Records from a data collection
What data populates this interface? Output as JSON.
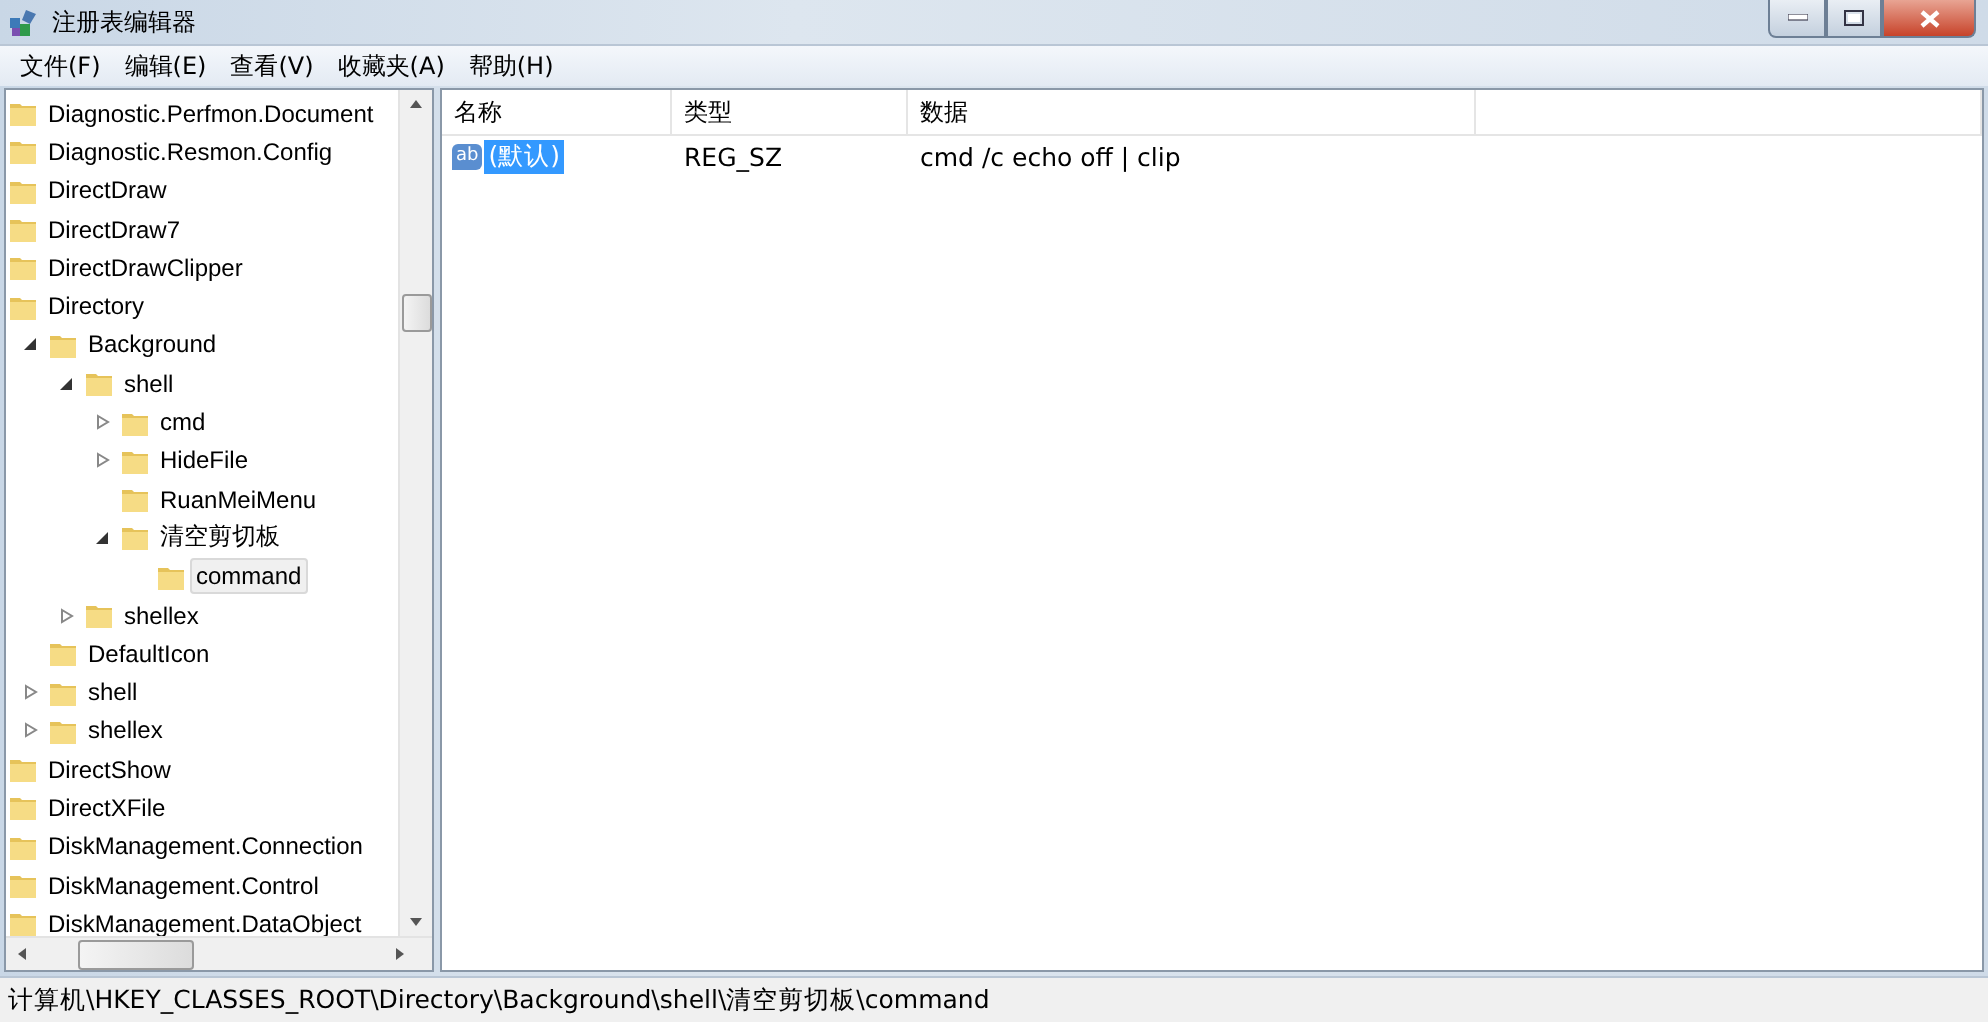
{
  "window": {
    "title": "注册表编辑器"
  },
  "menu": [
    "文件(F)",
    "编辑(E)",
    "查看(V)",
    "收藏夹(A)",
    "帮助(H)"
  ],
  "tree": [
    {
      "label": "Diagnostic.Perfmon.Document",
      "selected": false
    },
    {
      "label": "Diagnostic.Resmon.Config",
      "selected": false
    },
    {
      "label": "DirectDraw",
      "selected": false
    },
    {
      "label": "DirectDraw7",
      "selected": false
    },
    {
      "label": "DirectDrawClipper",
      "selected": false
    },
    {
      "label": "Directory",
      "selected": false,
      "children": [
        {
          "label": "Background",
          "selected": false,
          "expanded": true,
          "children": [
            {
              "label": "shell",
              "selected": false,
              "expanded": true,
              "children": [
                {
                  "label": "cmd",
                  "selected": false,
                  "expanded": false
                },
                {
                  "label": "HideFile",
                  "selected": false,
                  "expanded": false
                },
                {
                  "label": "RuanMeiMenu",
                  "selected": false
                },
                {
                  "label": "清空剪切板",
                  "selected": false,
                  "expanded": true,
                  "children": [
                    {
                      "label": "command",
                      "selected": true
                    }
                  ]
                }
              ]
            },
            {
              "label": "shellex",
              "selected": false,
              "expanded": false
            }
          ]
        },
        {
          "label": "DefaultIcon",
          "selected": false
        },
        {
          "label": "shell",
          "selected": false,
          "expanded": false
        },
        {
          "label": "shellex",
          "selected": false,
          "expanded": false
        }
      ]
    },
    {
      "label": "DirectShow",
      "selected": false
    },
    {
      "label": "DirectXFile",
      "selected": false
    },
    {
      "label": "DiskManagement.Connection",
      "selected": false
    },
    {
      "label": "DiskManagement.Control",
      "selected": false
    },
    {
      "label": "DiskManagement.DataObject",
      "selected": false
    }
  ],
  "table": {
    "columns": [
      "名称",
      "类型",
      "数据"
    ],
    "rows": [
      {
        "icon_text": "ab",
        "name": "(默认)",
        "type": "REG_SZ",
        "data": "cmd /c echo off | clip",
        "selected": true
      }
    ]
  },
  "status_bar": "计算机\\HKEY_CLASSES_ROOT\\Directory\\Background\\shell\\清空剪切板\\command"
}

◆ Exercise ◆
Search the material above for "true". Pull out each line where it shows up.

◆ The output ◆
          "expanded": true,
              "expanded": true,
                  "expanded": true,
                      "selected": true
        "selected": true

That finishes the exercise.